EXERCISE MATERIALS:
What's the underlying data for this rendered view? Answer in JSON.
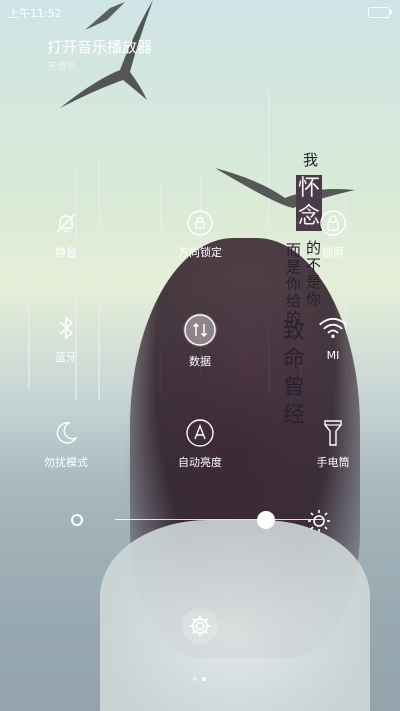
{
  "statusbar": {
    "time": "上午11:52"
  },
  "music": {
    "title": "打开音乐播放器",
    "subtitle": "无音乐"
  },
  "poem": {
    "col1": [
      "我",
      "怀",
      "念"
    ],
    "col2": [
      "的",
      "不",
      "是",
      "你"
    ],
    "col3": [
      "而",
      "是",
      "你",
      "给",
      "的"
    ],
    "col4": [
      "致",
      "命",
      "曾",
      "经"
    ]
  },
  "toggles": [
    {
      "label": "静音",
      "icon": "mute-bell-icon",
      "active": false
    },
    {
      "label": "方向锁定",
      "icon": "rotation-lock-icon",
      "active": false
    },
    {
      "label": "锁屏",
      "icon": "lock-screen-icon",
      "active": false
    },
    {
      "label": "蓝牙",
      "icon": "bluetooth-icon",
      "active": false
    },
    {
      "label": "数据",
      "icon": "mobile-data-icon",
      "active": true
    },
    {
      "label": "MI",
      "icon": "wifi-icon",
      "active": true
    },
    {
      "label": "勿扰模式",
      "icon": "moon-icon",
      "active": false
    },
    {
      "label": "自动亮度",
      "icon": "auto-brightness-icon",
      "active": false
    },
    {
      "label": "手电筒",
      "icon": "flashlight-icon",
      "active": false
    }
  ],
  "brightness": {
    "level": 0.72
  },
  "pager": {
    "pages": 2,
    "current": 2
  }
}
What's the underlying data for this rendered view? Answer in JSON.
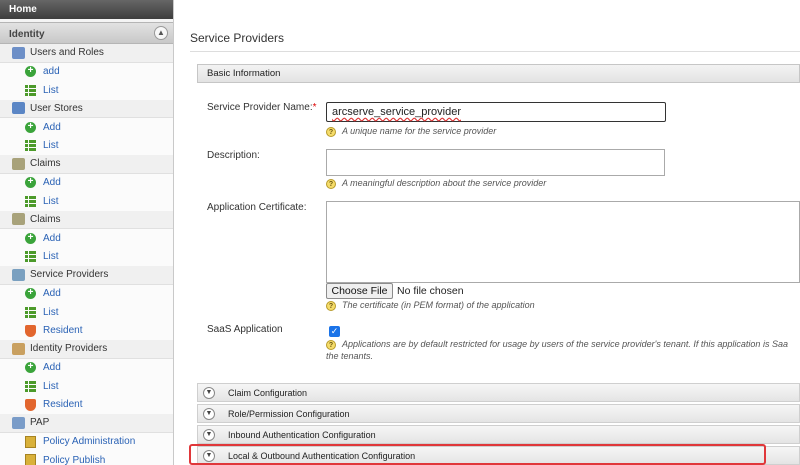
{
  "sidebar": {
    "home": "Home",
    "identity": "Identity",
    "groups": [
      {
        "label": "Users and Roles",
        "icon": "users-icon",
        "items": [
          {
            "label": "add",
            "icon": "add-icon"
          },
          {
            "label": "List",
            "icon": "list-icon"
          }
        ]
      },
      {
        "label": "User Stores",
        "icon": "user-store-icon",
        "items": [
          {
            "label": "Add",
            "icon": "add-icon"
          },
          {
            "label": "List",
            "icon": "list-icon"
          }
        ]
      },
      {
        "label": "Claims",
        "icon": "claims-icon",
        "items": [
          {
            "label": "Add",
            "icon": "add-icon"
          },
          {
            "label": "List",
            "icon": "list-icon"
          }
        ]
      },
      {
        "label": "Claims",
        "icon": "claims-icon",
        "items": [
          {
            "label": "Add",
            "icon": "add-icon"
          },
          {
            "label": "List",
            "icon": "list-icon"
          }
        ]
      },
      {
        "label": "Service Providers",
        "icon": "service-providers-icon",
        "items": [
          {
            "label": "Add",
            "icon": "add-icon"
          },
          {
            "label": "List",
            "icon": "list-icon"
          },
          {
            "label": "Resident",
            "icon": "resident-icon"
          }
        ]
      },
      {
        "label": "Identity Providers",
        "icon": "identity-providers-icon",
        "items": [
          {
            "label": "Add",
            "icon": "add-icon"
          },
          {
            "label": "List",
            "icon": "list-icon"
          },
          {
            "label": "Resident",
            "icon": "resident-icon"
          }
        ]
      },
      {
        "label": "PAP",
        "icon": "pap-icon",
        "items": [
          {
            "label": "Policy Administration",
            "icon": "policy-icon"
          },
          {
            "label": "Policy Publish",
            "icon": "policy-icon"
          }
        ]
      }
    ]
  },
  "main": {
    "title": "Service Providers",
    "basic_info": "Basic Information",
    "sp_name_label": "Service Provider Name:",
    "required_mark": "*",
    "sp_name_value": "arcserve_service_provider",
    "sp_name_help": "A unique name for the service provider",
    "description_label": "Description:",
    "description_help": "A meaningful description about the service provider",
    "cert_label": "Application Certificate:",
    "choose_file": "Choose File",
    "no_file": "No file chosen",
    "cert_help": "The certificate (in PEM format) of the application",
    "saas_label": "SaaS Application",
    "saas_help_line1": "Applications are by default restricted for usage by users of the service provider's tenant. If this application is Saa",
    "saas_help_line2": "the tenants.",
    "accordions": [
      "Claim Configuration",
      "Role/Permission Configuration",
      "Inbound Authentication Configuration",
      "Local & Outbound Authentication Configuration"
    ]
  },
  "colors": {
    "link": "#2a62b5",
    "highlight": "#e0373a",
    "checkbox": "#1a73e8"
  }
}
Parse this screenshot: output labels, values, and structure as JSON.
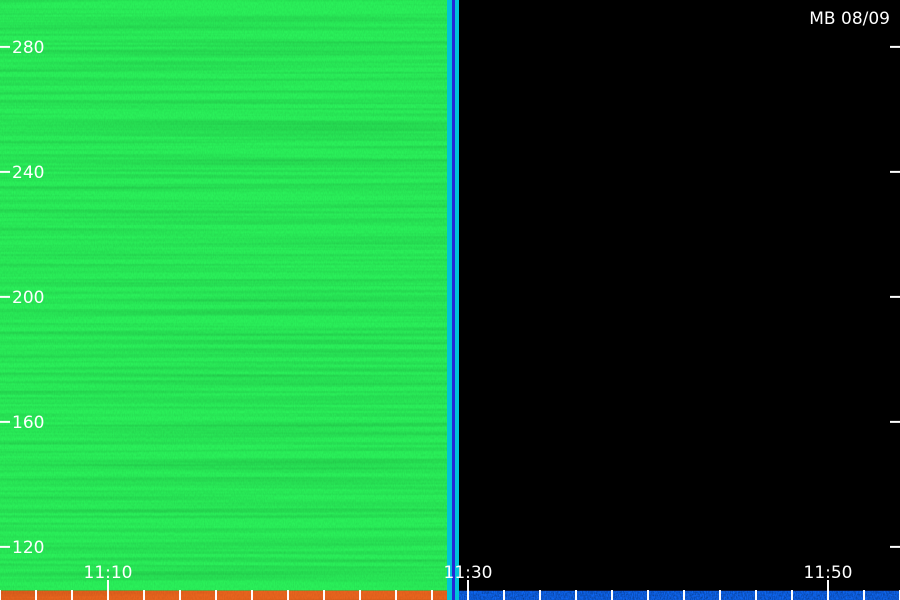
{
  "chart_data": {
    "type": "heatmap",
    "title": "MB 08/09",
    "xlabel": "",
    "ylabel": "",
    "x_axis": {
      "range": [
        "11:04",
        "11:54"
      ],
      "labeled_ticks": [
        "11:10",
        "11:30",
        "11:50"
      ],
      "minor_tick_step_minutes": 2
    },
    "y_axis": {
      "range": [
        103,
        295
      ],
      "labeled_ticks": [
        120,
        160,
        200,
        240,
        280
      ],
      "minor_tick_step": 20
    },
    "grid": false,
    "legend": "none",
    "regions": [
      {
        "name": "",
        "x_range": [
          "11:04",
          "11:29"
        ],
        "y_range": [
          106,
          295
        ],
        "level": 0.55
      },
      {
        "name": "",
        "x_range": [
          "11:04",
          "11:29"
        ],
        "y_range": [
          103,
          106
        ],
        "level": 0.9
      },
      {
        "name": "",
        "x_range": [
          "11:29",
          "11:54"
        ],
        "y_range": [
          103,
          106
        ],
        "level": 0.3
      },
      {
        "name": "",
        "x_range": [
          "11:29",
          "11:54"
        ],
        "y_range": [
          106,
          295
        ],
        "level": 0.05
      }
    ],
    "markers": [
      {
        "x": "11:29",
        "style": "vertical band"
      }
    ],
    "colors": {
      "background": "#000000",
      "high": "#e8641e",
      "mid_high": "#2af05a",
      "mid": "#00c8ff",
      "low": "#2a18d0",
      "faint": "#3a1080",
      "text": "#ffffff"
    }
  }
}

WHAT IS BEING ASKED:
Produce an exact copy of each line of data, skipping embedded images.

EXERCISE ANSWER:
What's the underlying data for this rendered view? Answer in JSON.
{
  "statusbar": {
    "time": "上午11:52"
  },
  "music": {
    "title": "打开音乐播放器",
    "subtitle": "无音乐"
  },
  "poem": {
    "col1": [
      "我",
      "怀",
      "念"
    ],
    "col2": [
      "的",
      "不",
      "是",
      "你"
    ],
    "col3": [
      "而",
      "是",
      "你",
      "给",
      "的"
    ],
    "col4": [
      "致",
      "命",
      "曾",
      "经"
    ]
  },
  "toggles": [
    {
      "label": "静音",
      "icon": "mute-bell-icon",
      "active": false
    },
    {
      "label": "方向锁定",
      "icon": "rotation-lock-icon",
      "active": false
    },
    {
      "label": "锁屏",
      "icon": "lock-screen-icon",
      "active": false
    },
    {
      "label": "蓝牙",
      "icon": "bluetooth-icon",
      "active": false
    },
    {
      "label": "数据",
      "icon": "mobile-data-icon",
      "active": true
    },
    {
      "label": "MI",
      "icon": "wifi-icon",
      "active": true
    },
    {
      "label": "勿扰模式",
      "icon": "moon-icon",
      "active": false
    },
    {
      "label": "自动亮度",
      "icon": "auto-brightness-icon",
      "active": false
    },
    {
      "label": "手电筒",
      "icon": "flashlight-icon",
      "active": false
    }
  ],
  "brightness": {
    "level": 0.72
  },
  "pager": {
    "pages": 2,
    "current": 2
  }
}
What's the underlying data for this rendered view? Answer in JSON.
{
  "sidebar": {
    "home": "Home",
    "identity": "Identity",
    "groups": [
      {
        "label": "Users and Roles",
        "icon": "users-icon",
        "items": [
          {
            "label": "add",
            "icon": "add-icon"
          },
          {
            "label": "List",
            "icon": "list-icon"
          }
        ]
      },
      {
        "label": "User Stores",
        "icon": "user-store-icon",
        "items": [
          {
            "label": "Add",
            "icon": "add-icon"
          },
          {
            "label": "List",
            "icon": "list-icon"
          }
        ]
      },
      {
        "label": "Claims",
        "icon": "claims-icon",
        "items": [
          {
            "label": "Add",
            "icon": "add-icon"
          },
          {
            "label": "List",
            "icon": "list-icon"
          }
        ]
      },
      {
        "label": "Claims",
        "icon": "claims-icon",
        "items": [
          {
            "label": "Add",
            "icon": "add-icon"
          },
          {
            "label": "List",
            "icon": "list-icon"
          }
        ]
      },
      {
        "label": "Service Providers",
        "icon": "service-providers-icon",
        "items": [
          {
            "label": "Add",
            "icon": "add-icon"
          },
          {
            "label": "List",
            "icon": "list-icon"
          },
          {
            "label": "Resident",
            "icon": "resident-icon"
          }
        ]
      },
      {
        "label": "Identity Providers",
        "icon": "identity-providers-icon",
        "items": [
          {
            "label": "Add",
            "icon": "add-icon"
          },
          {
            "label": "List",
            "icon": "list-icon"
          },
          {
            "label": "Resident",
            "icon": "resident-icon"
          }
        ]
      },
      {
        "label": "PAP",
        "icon": "pap-icon",
        "items": [
          {
            "label": "Policy Administration",
            "icon": "policy-icon"
          },
          {
            "label": "Policy Publish",
            "icon": "policy-icon"
          }
        ]
      }
    ]
  },
  "main": {
    "title": "Service Providers",
    "basic_info": "Basic Information",
    "sp_name_label": "Service Provider Name:",
    "required_mark": "*",
    "sp_name_value": "arcserve_service_provider",
    "sp_name_help": "A unique name for the service provider",
    "description_label": "Description:",
    "description_help": "A meaningful description about the service provider",
    "cert_label": "Application Certificate:",
    "choose_file": "Choose File",
    "no_file": "No file chosen",
    "cert_help": "The certificate (in PEM format) of the application",
    "saas_label": "SaaS Application",
    "saas_help_line1": "Applications are by default restricted for usage by users of the service provider's tenant. If this application is Saa",
    "saas_help_line2": "the tenants.",
    "accordions": [
      "Claim Configuration",
      "Role/Permission Configuration",
      "Inbound Authentication Configuration",
      "Local & Outbound Authentication Configuration"
    ]
  },
  "colors": {
    "link": "#2a62b5",
    "highlight": "#e0373a",
    "checkbox": "#1a73e8"
  }
}
Parse this screenshot: output labels, values, and structure as JSON.
{
  "chart_data": {
    "type": "heatmap",
    "title": "MB 08/09",
    "xlabel": "",
    "ylabel": "",
    "x_axis": {
      "range": [
        "11:04",
        "11:54"
      ],
      "labeled_ticks": [
        "11:10",
        "11:30",
        "11:50"
      ],
      "minor_tick_step_minutes": 2
    },
    "y_axis": {
      "range": [
        103,
        295
      ],
      "labeled_ticks": [
        120,
        160,
        200,
        240,
        280
      ],
      "minor_tick_step": 20
    },
    "grid": false,
    "legend": "none",
    "regions": [
      {
        "name": "",
        "x_range": [
          "11:04",
          "11:29"
        ],
        "y_range": [
          106,
          295
        ],
        "level": 0.55
      },
      {
        "name": "",
        "x_range": [
          "11:04",
          "11:29"
        ],
        "y_range": [
          103,
          106
        ],
        "level": 0.9
      },
      {
        "name": "",
        "x_range": [
          "11:29",
          "11:54"
        ],
        "y_range": [
          103,
          106
        ],
        "level": 0.3
      },
      {
        "name": "",
        "x_range": [
          "11:29",
          "11:54"
        ],
        "y_range": [
          106,
          295
        ],
        "level": 0.05
      }
    ],
    "markers": [
      {
        "x": "11:29",
        "style": "vertical band"
      }
    ],
    "colors": {
      "background": "#000000",
      "high": "#e8641e",
      "mid_high": "#2af05a",
      "mid": "#00c8ff",
      "low": "#2a18d0",
      "faint": "#3a1080",
      "text": "#ffffff"
    }
  }
}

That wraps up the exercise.